*Objective:*
Print these lines again with no changes.

━━ Task input

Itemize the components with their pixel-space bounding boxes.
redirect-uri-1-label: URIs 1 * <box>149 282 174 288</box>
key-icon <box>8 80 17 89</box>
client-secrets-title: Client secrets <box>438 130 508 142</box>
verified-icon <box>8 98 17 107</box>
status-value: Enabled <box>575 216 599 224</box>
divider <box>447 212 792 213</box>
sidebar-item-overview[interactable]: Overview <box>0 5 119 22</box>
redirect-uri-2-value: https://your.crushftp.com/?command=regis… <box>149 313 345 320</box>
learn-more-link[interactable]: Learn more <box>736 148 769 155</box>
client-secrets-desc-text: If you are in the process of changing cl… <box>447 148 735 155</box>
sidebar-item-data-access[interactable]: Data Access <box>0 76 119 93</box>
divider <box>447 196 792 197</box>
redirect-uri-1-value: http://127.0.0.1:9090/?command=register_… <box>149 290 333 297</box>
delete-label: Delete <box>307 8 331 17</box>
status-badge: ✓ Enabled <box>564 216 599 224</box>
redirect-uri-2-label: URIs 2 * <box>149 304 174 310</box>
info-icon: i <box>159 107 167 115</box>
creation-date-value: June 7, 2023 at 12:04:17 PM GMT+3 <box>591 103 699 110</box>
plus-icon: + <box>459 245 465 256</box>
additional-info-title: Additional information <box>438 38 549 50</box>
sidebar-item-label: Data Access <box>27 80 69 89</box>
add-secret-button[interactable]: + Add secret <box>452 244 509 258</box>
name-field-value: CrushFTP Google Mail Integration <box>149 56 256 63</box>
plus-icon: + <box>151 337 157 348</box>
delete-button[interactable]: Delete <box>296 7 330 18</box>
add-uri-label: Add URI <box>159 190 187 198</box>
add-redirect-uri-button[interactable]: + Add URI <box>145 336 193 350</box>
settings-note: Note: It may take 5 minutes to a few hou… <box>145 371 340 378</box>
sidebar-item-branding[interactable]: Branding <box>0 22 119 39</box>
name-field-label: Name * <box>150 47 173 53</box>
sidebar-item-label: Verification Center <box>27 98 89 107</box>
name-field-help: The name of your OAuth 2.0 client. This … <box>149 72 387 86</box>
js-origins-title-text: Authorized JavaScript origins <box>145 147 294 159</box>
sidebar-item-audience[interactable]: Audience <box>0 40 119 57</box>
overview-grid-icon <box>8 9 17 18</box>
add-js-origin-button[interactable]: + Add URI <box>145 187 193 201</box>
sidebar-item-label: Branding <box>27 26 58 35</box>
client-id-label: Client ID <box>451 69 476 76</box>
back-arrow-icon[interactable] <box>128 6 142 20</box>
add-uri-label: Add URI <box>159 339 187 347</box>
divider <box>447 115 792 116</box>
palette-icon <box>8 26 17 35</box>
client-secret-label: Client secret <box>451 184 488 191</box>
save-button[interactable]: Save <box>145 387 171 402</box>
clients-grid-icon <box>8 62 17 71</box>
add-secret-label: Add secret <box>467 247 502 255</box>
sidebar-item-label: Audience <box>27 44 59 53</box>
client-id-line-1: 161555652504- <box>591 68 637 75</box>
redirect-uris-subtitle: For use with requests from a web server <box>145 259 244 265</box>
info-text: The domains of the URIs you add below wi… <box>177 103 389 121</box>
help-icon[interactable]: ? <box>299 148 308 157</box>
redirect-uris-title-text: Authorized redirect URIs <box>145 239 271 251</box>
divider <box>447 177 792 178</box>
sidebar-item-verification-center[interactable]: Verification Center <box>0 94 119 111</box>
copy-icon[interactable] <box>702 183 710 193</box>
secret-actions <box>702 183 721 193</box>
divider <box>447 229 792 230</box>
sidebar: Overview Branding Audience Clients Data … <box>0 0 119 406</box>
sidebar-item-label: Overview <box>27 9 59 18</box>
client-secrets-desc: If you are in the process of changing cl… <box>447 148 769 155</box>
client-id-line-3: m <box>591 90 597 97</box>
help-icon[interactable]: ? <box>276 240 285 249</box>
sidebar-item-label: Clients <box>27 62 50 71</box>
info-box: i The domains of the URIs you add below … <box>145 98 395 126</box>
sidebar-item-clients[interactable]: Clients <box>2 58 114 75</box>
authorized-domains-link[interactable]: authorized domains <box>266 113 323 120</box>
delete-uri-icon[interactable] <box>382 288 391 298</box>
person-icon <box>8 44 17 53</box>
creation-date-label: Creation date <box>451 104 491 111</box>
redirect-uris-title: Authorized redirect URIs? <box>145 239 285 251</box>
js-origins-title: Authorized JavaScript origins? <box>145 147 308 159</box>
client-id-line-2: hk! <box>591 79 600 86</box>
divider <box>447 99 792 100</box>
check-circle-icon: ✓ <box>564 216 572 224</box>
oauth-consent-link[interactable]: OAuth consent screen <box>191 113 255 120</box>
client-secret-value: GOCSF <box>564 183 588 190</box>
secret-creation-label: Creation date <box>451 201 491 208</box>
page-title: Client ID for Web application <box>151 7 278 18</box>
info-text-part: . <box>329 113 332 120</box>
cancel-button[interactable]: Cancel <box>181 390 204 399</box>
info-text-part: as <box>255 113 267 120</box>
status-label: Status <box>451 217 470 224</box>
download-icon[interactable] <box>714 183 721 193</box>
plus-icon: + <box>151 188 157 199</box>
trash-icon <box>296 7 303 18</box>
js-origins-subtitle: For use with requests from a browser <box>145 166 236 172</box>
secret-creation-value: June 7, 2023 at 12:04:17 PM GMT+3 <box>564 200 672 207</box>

━━━━

*Solution:*
Itemize the components with their pixel-space bounding boxes.
redirect-uri-1-label: URIs 1 * <box>149 282 174 288</box>
key-icon <box>8 80 17 89</box>
client-secrets-title: Client secrets <box>438 130 508 142</box>
verified-icon <box>8 98 17 107</box>
status-value: Enabled <box>575 216 599 224</box>
divider <box>447 212 792 213</box>
sidebar-item-overview[interactable]: Overview <box>0 5 119 22</box>
redirect-uri-2-value: https://your.crushftp.com/?command=regis… <box>149 313 345 320</box>
learn-more-link[interactable]: Learn more <box>736 148 769 155</box>
client-secrets-desc-text: If you are in the process of changing cl… <box>447 148 735 155</box>
sidebar-item-data-access[interactable]: Data Access <box>0 76 119 93</box>
divider <box>447 196 792 197</box>
redirect-uri-1-value: http://127.0.0.1:9090/?command=register_… <box>149 290 333 297</box>
delete-label: Delete <box>307 8 331 17</box>
status-badge: ✓ Enabled <box>564 216 599 224</box>
redirect-uri-2-label: URIs 2 * <box>149 304 174 310</box>
info-icon: i <box>159 107 167 115</box>
creation-date-value: June 7, 2023 at 12:04:17 PM GMT+3 <box>591 103 699 110</box>
plus-icon: + <box>459 245 465 256</box>
additional-info-title: Additional information <box>438 38 549 50</box>
sidebar-item-label: Data Access <box>27 80 69 89</box>
add-secret-button[interactable]: + Add secret <box>452 244 509 258</box>
name-field-value: CrushFTP Google Mail Integration <box>149 56 256 63</box>
plus-icon: + <box>151 337 157 348</box>
delete-button[interactable]: Delete <box>296 7 330 18</box>
add-uri-label: Add URI <box>159 190 187 198</box>
add-redirect-uri-button[interactable]: + Add URI <box>145 336 193 350</box>
settings-note: Note: It may take 5 minutes to a few hou… <box>145 371 340 378</box>
sidebar-item-branding[interactable]: Branding <box>0 22 119 39</box>
name-field-label: Name * <box>150 47 173 53</box>
sidebar-item-label: Verification Center <box>27 98 89 107</box>
name-field-help: The name of your OAuth 2.0 client. This … <box>149 72 387 86</box>
js-origins-title-text: Authorized JavaScript origins <box>145 147 294 159</box>
sidebar-item-audience[interactable]: Audience <box>0 40 119 57</box>
overview-grid-icon <box>8 9 17 18</box>
add-js-origin-button[interactable]: + Add URI <box>145 187 193 201</box>
sidebar-item-label: Branding <box>27 26 58 35</box>
client-id-label: Client ID <box>451 69 476 76</box>
back-arrow-icon[interactable] <box>128 6 142 20</box>
add-uri-label: Add URI <box>159 339 187 347</box>
divider <box>447 115 792 116</box>
palette-icon <box>8 26 17 35</box>
client-secret-label: Client secret <box>451 184 488 191</box>
save-button[interactable]: Save <box>145 387 171 402</box>
clients-grid-icon <box>8 62 17 71</box>
add-secret-label: Add secret <box>467 247 502 255</box>
sidebar-item-label: Audience <box>27 44 59 53</box>
client-id-line-1: 161555652504- <box>591 68 637 75</box>
redirect-uris-subtitle: For use with requests from a web server <box>145 259 244 265</box>
info-text: The domains of the URIs you add below wi… <box>177 103 389 121</box>
help-icon[interactable]: ? <box>299 148 308 157</box>
redirect-uris-title-text: Authorized redirect URIs <box>145 239 271 251</box>
divider <box>447 177 792 178</box>
sidebar-item-verification-center[interactable]: Verification Center <box>0 94 119 111</box>
copy-icon[interactable] <box>702 183 710 193</box>
secret-actions <box>702 183 721 193</box>
divider <box>447 229 792 230</box>
sidebar: Overview Branding Audience Clients Data … <box>0 0 119 406</box>
sidebar-item-label: Overview <box>27 9 59 18</box>
client-secrets-desc: If you are in the process of changing cl… <box>447 148 769 155</box>
client-id-line-3: m <box>591 90 597 97</box>
help-icon[interactable]: ? <box>276 240 285 249</box>
sidebar-item-label: Clients <box>27 62 50 71</box>
info-box: i The domains of the URIs you add below … <box>145 98 395 126</box>
sidebar-item-clients[interactable]: Clients <box>2 58 114 75</box>
authorized-domains-link[interactable]: authorized domains <box>266 113 323 120</box>
delete-uri-icon[interactable] <box>382 288 391 298</box>
person-icon <box>8 44 17 53</box>
creation-date-label: Creation date <box>451 104 491 111</box>
redirect-uris-title: Authorized redirect URIs? <box>145 239 285 251</box>
js-origins-title: Authorized JavaScript origins? <box>145 147 308 159</box>
client-id-line-2: hk! <box>591 79 600 86</box>
divider <box>447 99 792 100</box>
check-circle-icon: ✓ <box>564 216 572 224</box>
oauth-consent-link[interactable]: OAuth consent screen <box>191 113 255 120</box>
client-secret-value: GOCSF <box>564 183 588 190</box>
secret-creation-label: Creation date <box>451 201 491 208</box>
page-title: Client ID for Web application <box>151 7 278 18</box>
info-text-part: . <box>329 113 332 120</box>
cancel-button[interactable]: Cancel <box>181 390 204 399</box>
info-text-part: as <box>255 113 267 120</box>
status-label: Status <box>451 217 470 224</box>
download-icon[interactable] <box>714 183 721 193</box>
plus-icon: + <box>151 188 157 199</box>
trash-icon <box>296 7 303 18</box>
js-origins-subtitle: For use with requests from a browser <box>145 166 236 172</box>
secret-creation-value: June 7, 2023 at 12:04:17 PM GMT+3 <box>564 200 672 207</box>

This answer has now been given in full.